_Input_:
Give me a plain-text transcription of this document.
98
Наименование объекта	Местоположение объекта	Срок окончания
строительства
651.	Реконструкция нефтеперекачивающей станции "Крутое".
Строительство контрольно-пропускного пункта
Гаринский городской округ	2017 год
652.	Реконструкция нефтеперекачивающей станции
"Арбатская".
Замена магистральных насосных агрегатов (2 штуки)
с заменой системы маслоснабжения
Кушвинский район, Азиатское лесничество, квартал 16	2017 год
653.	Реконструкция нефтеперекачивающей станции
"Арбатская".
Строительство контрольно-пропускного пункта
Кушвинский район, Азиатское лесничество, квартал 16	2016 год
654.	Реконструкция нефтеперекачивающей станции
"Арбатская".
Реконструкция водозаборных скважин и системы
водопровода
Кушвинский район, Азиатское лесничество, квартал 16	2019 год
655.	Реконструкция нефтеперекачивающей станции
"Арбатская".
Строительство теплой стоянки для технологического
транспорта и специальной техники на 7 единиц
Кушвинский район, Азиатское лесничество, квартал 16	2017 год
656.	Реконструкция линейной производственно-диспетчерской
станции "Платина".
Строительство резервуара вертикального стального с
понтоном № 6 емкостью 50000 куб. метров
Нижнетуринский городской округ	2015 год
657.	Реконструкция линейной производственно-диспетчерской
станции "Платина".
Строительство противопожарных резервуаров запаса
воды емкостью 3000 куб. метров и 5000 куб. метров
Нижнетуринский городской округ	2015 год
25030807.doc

_The exercise_:
Extract all lines from the material above that include the word "диспетчерской".

_Full solution_:
656.	Реконструкция линейной производственно-диспетчерской
657.	Реконструкция линейной производственно-диспетчерской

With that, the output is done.